Records:
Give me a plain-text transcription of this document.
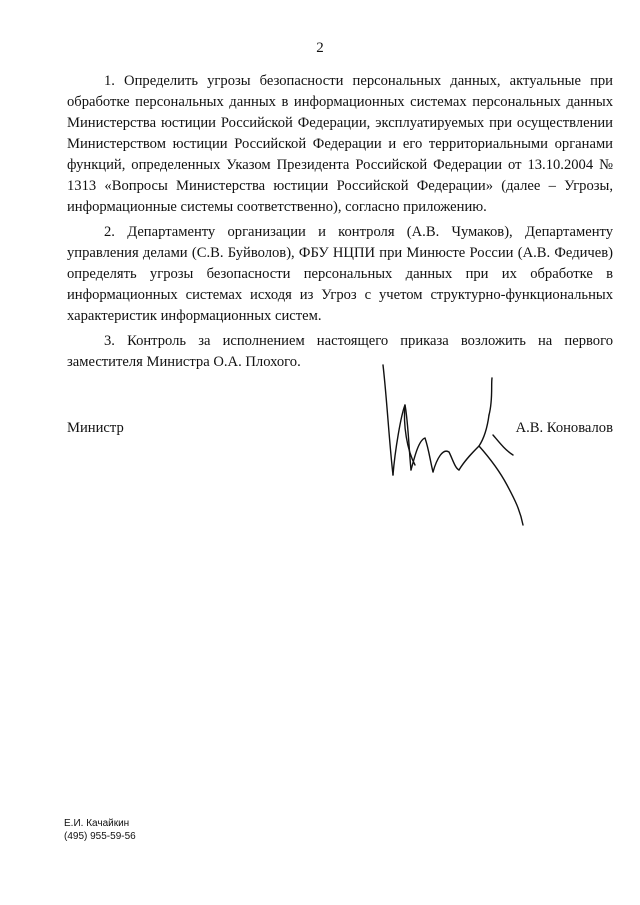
2

1. Определить угрозы безопасности персональных данных, актуальные при обработке персональных данных в информационных системах персональных данных Министерства юстиции Российской Федерации, эксплуатируемых при осуществлении Министерством юстиции Российской Федерации и его территориальными органами функций, определенных Указом Президента Российской Федерации от 13.10.2004 № 1313 «Вопросы Министерства юстиции Российской Федерации» (далее – Угрозы, информационные системы соответственно), согласно приложению.

2. Департаменту организации и контроля (А.В. Чумаков), Департаменту управления делами (С.В. Буйволов), ФБУ НЦПИ при Минюсте России (А.В. Федичев) определять угрозы безопасности персональных данных при их обработке в информационных системах исходя из Угроз с учетом структурно-функциональных характеристик информационных систем.

3. Контроль за исполнением настоящего приказа возложить на первого заместителя Министра О.А. Плохого.

Министр	А.В. Коновалов
Е.И. Качайкин
(495) 955-59-56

◆ What is asked ◆
Without including any pictures, print each record exactly.

◆ Output for this task ◆
Give me a plain-text transcription of this document.
2

1. Определить угрозы безопасности персональных данных, актуальные при обработке персональных данных в информационных системах персональных данных Министерства юстиции Российской Федерации, эксплуатируемых при осуществлении Министерством юстиции Российской Федерации и его территориальными органами функций, определенных Указом Президента Российской Федерации от 13.10.2004 № 1313 «Вопросы Министерства юстиции Российской Федерации» (далее – Угрозы, информационные системы соответственно), согласно приложению.

2. Департаменту организации и контроля (А.В. Чумаков), Департаменту управления делами (С.В. Буйволов), ФБУ НЦПИ при Минюсте России (А.В. Федичев) определять угрозы безопасности персональных данных при их обработке в информационных системах исходя из Угроз с учетом структурно-функциональных характеристик информационных систем.

3. Контроль за исполнением настоящего приказа возложить на первого заместителя Министра О.А. Плохого.

Министр	А.В. Коновалов
Е.И. Качайкин
(495) 955-59-56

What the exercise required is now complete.